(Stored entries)
^^^^^^^^

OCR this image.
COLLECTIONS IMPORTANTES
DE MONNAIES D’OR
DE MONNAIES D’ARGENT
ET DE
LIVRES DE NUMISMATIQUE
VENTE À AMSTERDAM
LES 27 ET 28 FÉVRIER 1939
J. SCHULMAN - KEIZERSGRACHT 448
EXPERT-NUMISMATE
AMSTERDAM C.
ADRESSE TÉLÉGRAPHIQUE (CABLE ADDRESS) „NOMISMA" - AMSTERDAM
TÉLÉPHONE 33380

^^^^^^^^

Retype the material in full, character for character.

OCR this image.
COLLECTIONS IMPORTANTES
DE MONNAIES D’OR
DE MONNAIES D’ARGENT
ET DE
LIVRES DE NUMISMATIQUE
VENTE À AMSTERDAM
LES 27 ET 28 FÉVRIER 1939
J. SCHULMAN - KEIZERSGRACHT 448
EXPERT-NUMISMATE
AMSTERDAM C.
ADRESSE TÉLÉGRAPHIQUE (CABLE ADDRESS) „NOMISMA" - AMSTERDAM
TÉLÉPHONE 33380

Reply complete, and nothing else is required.